TEXT PASSAGE —
----

RBI's Short Dollar Position Hits Record High in May
Alina Collins
The Reserve Bank of India's short-dollar book swelled to a record $106.7 billion in May, up $11.4 billion in a single month — the price of defending the rupee at historic lows, and a commitment that will need unwinding in the months ahead.
What does a $106.7 billion short book actually mean?
The RBI sold large volumes of dollar forward contracts in offshore markets during May, pushing its total short-dollar book to $106.7 billion — a record.
In plain terms = the central bank promised to sell dollars and buy rupees at agreed prices in the future. It is effectively betting the rupee will not keep falling. The bigger the bet, the heavier the settlement burden later.
The trigger: the rupee slid close to 97 per dollar in May, near its all-time low, forcing the RBI to step up intervention.
What does the maturity structure reveal?
Short positions maturing within one month jumped from $13.5 billion to $19.8 billion, showing the RBI front-loaded heavy spot-market intervention in May.

----

SUPPLIED MATERIAL —
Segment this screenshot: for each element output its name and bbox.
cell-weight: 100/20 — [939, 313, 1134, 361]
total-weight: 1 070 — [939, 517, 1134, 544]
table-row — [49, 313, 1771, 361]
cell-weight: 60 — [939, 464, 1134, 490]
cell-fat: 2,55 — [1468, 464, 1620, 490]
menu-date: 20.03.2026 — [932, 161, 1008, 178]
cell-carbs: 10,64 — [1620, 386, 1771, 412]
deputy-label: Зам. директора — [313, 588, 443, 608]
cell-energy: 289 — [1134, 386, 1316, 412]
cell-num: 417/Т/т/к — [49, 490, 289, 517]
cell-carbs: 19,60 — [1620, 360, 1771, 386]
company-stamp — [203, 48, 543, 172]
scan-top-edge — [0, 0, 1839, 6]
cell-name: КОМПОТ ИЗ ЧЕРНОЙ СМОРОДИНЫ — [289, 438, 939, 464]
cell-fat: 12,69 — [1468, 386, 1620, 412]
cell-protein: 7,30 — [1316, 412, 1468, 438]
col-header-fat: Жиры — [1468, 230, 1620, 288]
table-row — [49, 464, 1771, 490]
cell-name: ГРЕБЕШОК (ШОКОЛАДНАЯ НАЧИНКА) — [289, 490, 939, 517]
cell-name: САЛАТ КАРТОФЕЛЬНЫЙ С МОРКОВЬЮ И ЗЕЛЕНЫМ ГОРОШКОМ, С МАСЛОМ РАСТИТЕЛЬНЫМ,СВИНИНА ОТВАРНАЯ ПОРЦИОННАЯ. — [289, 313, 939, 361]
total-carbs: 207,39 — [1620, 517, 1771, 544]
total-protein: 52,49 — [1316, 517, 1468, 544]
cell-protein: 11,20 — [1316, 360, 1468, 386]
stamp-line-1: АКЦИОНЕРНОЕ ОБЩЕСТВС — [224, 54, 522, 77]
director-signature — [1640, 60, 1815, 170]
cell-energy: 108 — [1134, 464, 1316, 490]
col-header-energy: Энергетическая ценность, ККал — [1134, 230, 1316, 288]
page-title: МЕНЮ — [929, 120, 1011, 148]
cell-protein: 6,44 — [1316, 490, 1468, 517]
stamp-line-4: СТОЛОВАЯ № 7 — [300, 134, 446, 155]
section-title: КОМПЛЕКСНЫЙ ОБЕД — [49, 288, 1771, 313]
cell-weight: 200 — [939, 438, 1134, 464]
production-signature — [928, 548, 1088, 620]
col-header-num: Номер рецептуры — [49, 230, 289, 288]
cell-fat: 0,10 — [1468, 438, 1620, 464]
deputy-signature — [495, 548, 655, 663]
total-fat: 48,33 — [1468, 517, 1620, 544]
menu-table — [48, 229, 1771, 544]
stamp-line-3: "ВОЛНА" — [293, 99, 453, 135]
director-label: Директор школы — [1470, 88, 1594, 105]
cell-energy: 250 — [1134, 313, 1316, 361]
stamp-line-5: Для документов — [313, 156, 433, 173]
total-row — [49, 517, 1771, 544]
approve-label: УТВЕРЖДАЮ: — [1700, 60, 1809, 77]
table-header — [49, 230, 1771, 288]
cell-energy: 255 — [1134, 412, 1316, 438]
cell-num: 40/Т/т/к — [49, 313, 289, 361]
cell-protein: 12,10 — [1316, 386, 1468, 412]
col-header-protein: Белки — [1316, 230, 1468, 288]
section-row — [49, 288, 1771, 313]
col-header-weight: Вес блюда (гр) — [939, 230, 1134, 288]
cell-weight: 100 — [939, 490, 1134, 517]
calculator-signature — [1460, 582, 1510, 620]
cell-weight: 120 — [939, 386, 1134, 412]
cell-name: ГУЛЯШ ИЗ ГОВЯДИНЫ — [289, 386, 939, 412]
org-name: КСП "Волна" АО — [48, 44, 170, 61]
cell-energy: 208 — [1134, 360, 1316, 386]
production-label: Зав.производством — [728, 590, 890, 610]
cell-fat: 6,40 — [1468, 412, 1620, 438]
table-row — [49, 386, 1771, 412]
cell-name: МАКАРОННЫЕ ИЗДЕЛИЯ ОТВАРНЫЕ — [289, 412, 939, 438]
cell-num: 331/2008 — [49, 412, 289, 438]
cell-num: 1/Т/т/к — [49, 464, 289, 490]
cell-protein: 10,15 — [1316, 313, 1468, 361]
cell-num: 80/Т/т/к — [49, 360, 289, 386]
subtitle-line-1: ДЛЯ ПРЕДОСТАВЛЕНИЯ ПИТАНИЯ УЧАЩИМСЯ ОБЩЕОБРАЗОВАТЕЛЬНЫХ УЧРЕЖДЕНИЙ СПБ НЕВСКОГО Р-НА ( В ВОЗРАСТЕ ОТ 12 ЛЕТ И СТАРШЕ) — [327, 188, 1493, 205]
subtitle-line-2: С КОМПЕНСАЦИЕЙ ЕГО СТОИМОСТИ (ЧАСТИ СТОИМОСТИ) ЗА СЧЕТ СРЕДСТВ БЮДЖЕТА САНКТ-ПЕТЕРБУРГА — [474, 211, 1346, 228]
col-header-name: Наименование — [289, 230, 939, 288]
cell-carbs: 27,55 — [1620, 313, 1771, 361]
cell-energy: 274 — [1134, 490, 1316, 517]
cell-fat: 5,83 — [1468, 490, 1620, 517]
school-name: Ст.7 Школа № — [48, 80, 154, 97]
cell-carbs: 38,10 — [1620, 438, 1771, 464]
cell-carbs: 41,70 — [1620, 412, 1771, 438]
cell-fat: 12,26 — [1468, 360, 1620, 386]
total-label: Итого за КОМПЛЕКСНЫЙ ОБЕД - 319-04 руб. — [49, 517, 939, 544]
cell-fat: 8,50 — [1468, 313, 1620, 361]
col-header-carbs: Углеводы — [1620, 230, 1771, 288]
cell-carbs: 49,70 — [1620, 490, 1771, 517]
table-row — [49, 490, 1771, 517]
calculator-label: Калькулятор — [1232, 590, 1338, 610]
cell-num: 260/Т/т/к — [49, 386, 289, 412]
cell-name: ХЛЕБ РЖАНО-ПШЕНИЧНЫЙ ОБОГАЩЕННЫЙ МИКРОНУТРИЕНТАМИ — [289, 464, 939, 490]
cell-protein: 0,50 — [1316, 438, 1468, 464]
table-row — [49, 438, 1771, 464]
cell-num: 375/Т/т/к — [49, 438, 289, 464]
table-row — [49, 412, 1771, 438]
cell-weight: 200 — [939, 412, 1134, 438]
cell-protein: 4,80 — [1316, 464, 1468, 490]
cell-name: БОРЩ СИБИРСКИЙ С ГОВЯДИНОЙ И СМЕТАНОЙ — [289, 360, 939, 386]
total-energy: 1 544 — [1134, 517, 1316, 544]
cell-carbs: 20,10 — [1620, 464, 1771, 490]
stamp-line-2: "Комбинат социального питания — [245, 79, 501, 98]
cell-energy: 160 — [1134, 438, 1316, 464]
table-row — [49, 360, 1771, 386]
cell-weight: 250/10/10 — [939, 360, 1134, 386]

----

WHAT TO WORK ON —
1/ According to the article on the RBI's short-dollar position, to what level did short positions maturing within one month rise in May?
2/ Please output the part of the article on the RBI's short-dollar position from "RBI's Short Dollar" to "the months ahead.", word for word.

RESULTS FOR THE EXERCISE —
1/ They rose to $19.8 billion, up from $13.5 billion.

2/
RBI's Short Dollar Position Hits Record High in May
Alina Collins
The Reserve Bank of India's short-dollar book swelled to a record $106.7 billion in May, up $11.4 billion in a single month — the price of defending the rupee at historic lows, and a commitment that will need unwinding in the months ahead.